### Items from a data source

=====

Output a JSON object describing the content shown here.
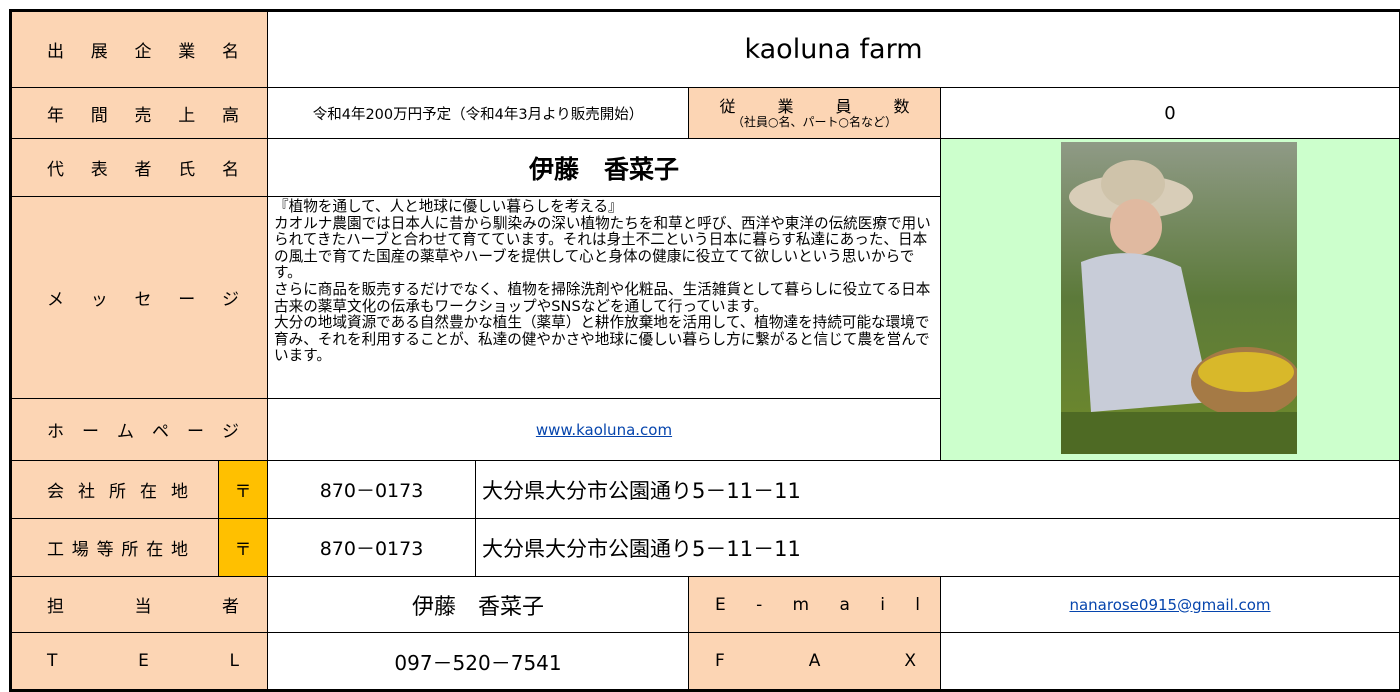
{
  "company": {
    "label": "出 展 企 業 名",
    "value": "kaoluna farm"
  },
  "sales": {
    "label": "年 間 売 上 高",
    "value": "令和4年200万円予定（令和4年3月より販売開始）"
  },
  "employees": {
    "label": "従 業 員 数",
    "note": "（社員○名、パート○名など）",
    "value": "0"
  },
  "representative": {
    "label": "代 表 者 氏 名",
    "value": "伊藤　香菜子"
  },
  "message": {
    "label": "メ ッ セ ー ジ",
    "paragraphs": [
      "『植物を通して、人と地球に優しい暮らしを考える』",
      "カオルナ農園では日本人に昔から馴染みの深い植物たちを和草と呼び、西洋や東洋の伝統医療で用いられてきたハーブと合わせて育てています。それは身土不二という日本に暮らす私達にあった、日本の風土で育てた国産の薬草やハーブを提供して心と身体の健康に役立てて欲しいという思いからです。",
      "さらに商品を販売するだけでなく、植物を掃除洗剤や化粧品、生活雑貨として暮らしに役立てる日本古来の薬草文化の伝承もワークショップやSNSなどを通して行っています。",
      "大分の地域資源である自然豊かな植生（薬草）と耕作放棄地を活用して、植物達を持続可能な環境で育み、それを利用することが、私達の健やかさや地球に優しい暮らし方に繋がると信じて農を営んでいます。"
    ]
  },
  "homepage": {
    "label": "ホ ー ム ペ ー ジ",
    "url": "www.kaoluna.com"
  },
  "office": {
    "label": "会 社 所 在 地",
    "postal_mark": "〒",
    "postal_code": "870－0173",
    "address": "大分県大分市公園通り5－11－11"
  },
  "factory": {
    "label": "工 場 等 所 在 地",
    "postal_mark": "〒",
    "postal_code": "870－0173",
    "address": "大分県大分市公園通り5－11－11"
  },
  "contact": {
    "label": "担 当 者",
    "value": "伊藤　香菜子",
    "email_label": "E - m a i l",
    "email": "nanarose0915@gmail.com"
  },
  "tel": {
    "label": "T E L",
    "value": "097－520－7541",
    "fax_label": "F A X"
  }
}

=====

### OBJECTIVE
Reproduce all entries exactly. Pictures do not belong in the copy.

### EXERCISE OUTPUT
Output a JSON object describing the content shown here.
{
  "company": {
    "label": "出 展 企 業 名",
    "value": "kaoluna farm"
  },
  "sales": {
    "label": "年 間 売 上 高",
    "value": "令和4年200万円予定（令和4年3月より販売開始）"
  },
  "employees": {
    "label": "従 業 員 数",
    "note": "（社員○名、パート○名など）",
    "value": "0"
  },
  "representative": {
    "label": "代 表 者 氏 名",
    "value": "伊藤　香菜子"
  },
  "message": {
    "label": "メ ッ セ ー ジ",
    "paragraphs": [
      "『植物を通して、人と地球に優しい暮らしを考える』",
      "カオルナ農園では日本人に昔から馴染みの深い植物たちを和草と呼び、西洋や東洋の伝統医療で用いられてきたハーブと合わせて育てています。それは身土不二という日本に暮らす私達にあった、日本の風土で育てた国産の薬草やハーブを提供して心と身体の健康に役立てて欲しいという思いからです。",
      "さらに商品を販売するだけでなく、植物を掃除洗剤や化粧品、生活雑貨として暮らしに役立てる日本古来の薬草文化の伝承もワークショップやSNSなどを通して行っています。",
      "大分の地域資源である自然豊かな植生（薬草）と耕作放棄地を活用して、植物達を持続可能な環境で育み、それを利用することが、私達の健やかさや地球に優しい暮らし方に繋がると信じて農を営んでいます。"
    ]
  },
  "homepage": {
    "label": "ホ ー ム ペ ー ジ",
    "url": "www.kaoluna.com"
  },
  "office": {
    "label": "会 社 所 在 地",
    "postal_mark": "〒",
    "postal_code": "870－0173",
    "address": "大分県大分市公園通り5－11－11"
  },
  "factory": {
    "label": "工 場 等 所 在 地",
    "postal_mark": "〒",
    "postal_code": "870－0173",
    "address": "大分県大分市公園通り5－11－11"
  },
  "contact": {
    "label": "担 当 者",
    "value": "伊藤　香菜子",
    "email_label": "E - m a i l",
    "email": "nanarose0915@gmail.com"
  },
  "tel": {
    "label": "T E L",
    "value": "097－520－7541",
    "fax_label": "F A X"
  }
}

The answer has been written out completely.